On-line version ISSN 2215-3411Print version ISSN 1659-1046

Odovtos vol.25 n.2 San José May./Aug. 2023 

Basic research

Effects of whitening dentifrices on the enamel color, surface roughness, and morphology

Efecto de los productos de clareamiento sobre el color del esmalte, la rugosidad de la superficie y la morfología

1Assistant Professor. Zonguldak Bulent Ecevit University, Faculty of Dentistry, Department of Restorative Dentistry, Zonguldak, Turkey.

2Assistant Professor. Zonguldak Bulent Ecevit University, Faculty of Dentistry, Department of Endodontics, Zonguldak, Turkey.


The aim of this study was to evaluate the whitening and abrasion effects of dentifrices containing different whitening agents on artificially stained and unstained enamel. 160 human dental enamel discs were distributed into four groups according to the type of dentifrices applied on them (n=40): Group I, non-whitening dentifrice (control group); Group II, dentifrice containing charcoal; Group III, dentifrice containing blue covarine; Group IV, dentifrice containing hydrogen peroxide. Half of the specimens in each group were immersed in coffee solution. Color measurements were evaluated from stained and unstained specimens before and after brushing by a spectrophotometer. The surface roughness of each unstained specimen was analyzed using a profilometer after the brushing and bleaching. The surface of one randomly selected specimen from each group was observed using a scanning electron microscope (SEM). Statistical analysis of the color change was performed using the Kruskal-Wallis test. The one-way ANOVA was used to evaluate surface roughness. Group III provided significantly higher recovery on ΔE00 values than other groups on the unstained enamel (p<0.05). Group IV showed significantly the highest ΔE00 values on stained enamel (p<0.05) and also Group IV showed the highest surface roughness values (p<0.05), SEM revealed a more irregular surface in groups III and IV. It can be stated that dentifrice containing blue covarine is both an effective and a safe way to provide whiter teeth with routine home tooth brushing.

Keywords:  Whitening dentifrices; Surface roughness; Scanning electron microscope; Tooth whitening; Tooth discoloration


El objetivo de este estudio fue evaluar los efectos de blanqueamiento y abrasión de los dentífricos que contienen diferentes agentes blanqueadores en el esmalte teñido y no teñido artificialmente. Se distribuyeron 160 discos de esmalte dental humano en cuatro grupos según el tipo de dentífrico aplicado sobre ellos (n=40): Grupo I, dentífrico no blanqueador (grupo control); Grupo II, dentífrico que contiene carbón vegetal; Grupo III, dentífrico que contiene azul; Grupo IV, dentífrico que contiene peróxido de hidrógeno. La mitad de los especímenes de cada grupo se sumergieron en una solución de café. Las mediciones de color se evaluaron a partir de especímenes teñidos y no teñidos antes y después del cepillado con un espectrofotómetro. La rugosidad de la superficie de cada muestra sin teñir se analizó utilizando un perfilómetro después del cepillado y del clareamiento. La superficie de un espécimen seleccionado al azar de cada grupo se observó utilizando un microscopio electrónico de barrido (MEB). El análisis estadístico del cambio de color se realizó utilizando la prueba de Kruskal-Wallis. Se utilizó el ANOVA para evaluar la rugosidad de la superficie. El grupo III proporcionó una recuperación significativamente mayor en los valores de ΔE00 que otros grupos en el esmalte no teñido (p<0,05). El Grupo IV mostró significativamente los valores más altos de ΔE00 en el esmalte teñido (p<0.05) y también el Grupo IV mostró los valores más altos de rugosidad superficial (p<0.05), el análisis en MEB reveló una superficie más irregular en los grupos III y IV. Se puede afirmar que el dentífrico que contiene azul es una forma efectiva y segura de proporcionar dientes más claros con el cepillado de rutina en el hogar.
_ _ _ _ _
Activities:
#1 Do these statements agree with the abstract on whitening dentifrices? For each one, answer yes or no and quote the words from the abstract that decide it. (a) Each of the four groups held 40 enamel discs. (b) Surface roughness was measured on the stained specimens. (c) The Kruskal-Wallis test was used to analyze surface roughness.
#2 Continue the abstract on whitening dentifrices from the point where it stops.

(Collected data entries)
_ _ _ _ _
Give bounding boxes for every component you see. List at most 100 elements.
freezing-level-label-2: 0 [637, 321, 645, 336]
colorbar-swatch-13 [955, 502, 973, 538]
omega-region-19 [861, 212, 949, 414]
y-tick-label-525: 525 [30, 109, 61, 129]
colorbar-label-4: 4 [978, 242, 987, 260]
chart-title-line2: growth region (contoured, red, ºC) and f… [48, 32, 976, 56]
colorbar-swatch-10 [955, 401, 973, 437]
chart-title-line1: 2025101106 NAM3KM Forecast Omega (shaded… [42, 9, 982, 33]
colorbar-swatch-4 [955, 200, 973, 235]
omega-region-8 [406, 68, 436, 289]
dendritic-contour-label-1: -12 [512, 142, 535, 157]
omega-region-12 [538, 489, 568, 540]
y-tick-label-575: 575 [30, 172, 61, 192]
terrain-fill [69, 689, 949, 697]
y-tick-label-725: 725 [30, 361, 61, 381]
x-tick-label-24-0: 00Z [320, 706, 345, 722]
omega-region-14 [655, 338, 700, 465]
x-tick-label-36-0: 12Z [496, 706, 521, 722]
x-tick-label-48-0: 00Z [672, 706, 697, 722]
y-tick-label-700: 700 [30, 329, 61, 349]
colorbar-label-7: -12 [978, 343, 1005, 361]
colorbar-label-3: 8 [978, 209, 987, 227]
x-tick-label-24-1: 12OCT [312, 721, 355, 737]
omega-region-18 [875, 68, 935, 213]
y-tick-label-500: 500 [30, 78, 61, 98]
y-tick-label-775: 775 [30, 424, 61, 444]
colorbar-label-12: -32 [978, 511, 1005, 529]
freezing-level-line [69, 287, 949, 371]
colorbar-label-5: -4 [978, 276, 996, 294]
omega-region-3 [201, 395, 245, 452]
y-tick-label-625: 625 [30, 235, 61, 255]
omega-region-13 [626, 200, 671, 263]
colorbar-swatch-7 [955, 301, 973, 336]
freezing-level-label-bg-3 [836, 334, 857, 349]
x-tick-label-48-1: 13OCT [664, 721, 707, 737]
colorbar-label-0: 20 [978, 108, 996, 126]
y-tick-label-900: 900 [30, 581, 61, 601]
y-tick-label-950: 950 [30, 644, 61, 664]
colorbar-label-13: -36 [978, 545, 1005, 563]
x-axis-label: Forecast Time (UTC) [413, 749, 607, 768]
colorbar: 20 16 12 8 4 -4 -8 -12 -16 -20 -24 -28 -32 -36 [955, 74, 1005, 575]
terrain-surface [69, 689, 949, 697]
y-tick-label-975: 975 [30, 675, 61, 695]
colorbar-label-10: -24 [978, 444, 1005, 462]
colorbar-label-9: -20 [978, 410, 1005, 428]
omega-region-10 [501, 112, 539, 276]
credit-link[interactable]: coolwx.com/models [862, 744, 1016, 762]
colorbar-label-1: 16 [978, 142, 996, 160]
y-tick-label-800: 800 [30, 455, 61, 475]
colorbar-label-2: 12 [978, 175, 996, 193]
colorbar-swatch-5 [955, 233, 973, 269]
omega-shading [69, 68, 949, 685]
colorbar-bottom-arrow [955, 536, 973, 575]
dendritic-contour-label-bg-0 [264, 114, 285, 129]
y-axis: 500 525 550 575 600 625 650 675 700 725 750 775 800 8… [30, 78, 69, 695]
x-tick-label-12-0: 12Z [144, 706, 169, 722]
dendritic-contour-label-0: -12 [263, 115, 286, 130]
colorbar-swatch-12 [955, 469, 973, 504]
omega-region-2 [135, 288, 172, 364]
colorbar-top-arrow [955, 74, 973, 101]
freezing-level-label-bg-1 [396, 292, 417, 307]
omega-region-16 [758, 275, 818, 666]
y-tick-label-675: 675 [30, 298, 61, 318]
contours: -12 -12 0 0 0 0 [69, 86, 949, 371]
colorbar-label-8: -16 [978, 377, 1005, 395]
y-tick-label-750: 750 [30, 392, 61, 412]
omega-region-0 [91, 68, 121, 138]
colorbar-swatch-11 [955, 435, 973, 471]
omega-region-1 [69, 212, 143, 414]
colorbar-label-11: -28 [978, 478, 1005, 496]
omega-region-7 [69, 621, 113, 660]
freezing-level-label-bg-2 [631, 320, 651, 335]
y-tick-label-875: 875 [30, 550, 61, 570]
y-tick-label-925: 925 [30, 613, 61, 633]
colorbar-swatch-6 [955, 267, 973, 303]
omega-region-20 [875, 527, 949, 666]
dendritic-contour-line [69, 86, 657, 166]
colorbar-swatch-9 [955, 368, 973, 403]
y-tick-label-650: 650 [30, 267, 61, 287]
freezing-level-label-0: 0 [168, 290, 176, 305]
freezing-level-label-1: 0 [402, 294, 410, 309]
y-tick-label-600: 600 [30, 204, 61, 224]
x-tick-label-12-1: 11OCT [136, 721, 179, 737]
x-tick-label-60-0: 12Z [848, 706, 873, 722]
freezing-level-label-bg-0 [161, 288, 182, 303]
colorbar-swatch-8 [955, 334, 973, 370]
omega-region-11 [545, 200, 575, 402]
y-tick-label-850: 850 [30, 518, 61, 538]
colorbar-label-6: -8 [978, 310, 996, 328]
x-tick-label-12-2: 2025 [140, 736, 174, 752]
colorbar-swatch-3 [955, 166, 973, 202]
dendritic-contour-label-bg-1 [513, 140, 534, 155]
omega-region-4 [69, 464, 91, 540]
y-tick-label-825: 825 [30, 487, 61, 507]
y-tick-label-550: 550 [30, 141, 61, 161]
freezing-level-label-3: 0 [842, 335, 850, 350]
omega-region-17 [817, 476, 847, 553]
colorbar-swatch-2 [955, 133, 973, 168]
_ _ _ _ _
Results for each task:
#1
(a) Yes: "160 human dental enamel discs were distributed into four groups according to the type of dentifrices applied on them (n=40)"
(b) No: "The surface roughness of each unstained specimen was analyzed using a profilometer after the brushing and bleaching."
(c) No: "The one-way ANOVA was used to evaluate surface roughness."

#2
Palabras clave: Dentífricos blanqueadores; Rugosidad de la superficie; Microscopio electrónico de barrido; Blanqueamiento dental; Decoloración dental


Whiter teeth are considered an excellent esthetic model in contemporary society (1). Thus, bleaching is a common esthetic treatment in dentistry. Dental bleaching is a conservative and effective treatment for patients (2). However, this procedure is costly and should be performed under the supervision of a dentist (3). These circumstances led consumers to add whitening agents to dentifrices which are easier to apply and more affordable. These agents can dissolve surface stains and whiten the teeth (4).

Charcoal is used as a cleaning agent in many different cultures and parts of the world. Nowadays, charcoal-containing dentifrices produced to whiten teeth are widely available in supermarkets and pharmacies (5).

There are dentifrices containing a blue pigment called blue covarine on the market. These dentifrices apply the blue pigment into the enamel structure during daily brushing procedures, which changes the tooth color from yellow to blue. Several studies stated that this change in blue and yellow color makes teeth whiter (6,7,8).

There are studies evaluating the effectiveness of various whitening dentifrices (4,5,6,7,8,9,10). However, there are few studies investigating whitening dentifrices' effects on human enamel (2,9,10), which has remained under-researched.

This study aimed to compare the whitening and abrasion effects of dentifrices that contain charcoal, blue covarine, and hydrogen peroxide with a non-whitening dentifrice on stained and unstained enamel. The first hypothesis to be tested was that whitening dentifrices have more whitening efficiency on stained and unstained enamel than non-whitening dentifrice. The second hypothesis was that brushing with whitening dentifrices increases enamel surface roughness much more than non-whitening dentifrice.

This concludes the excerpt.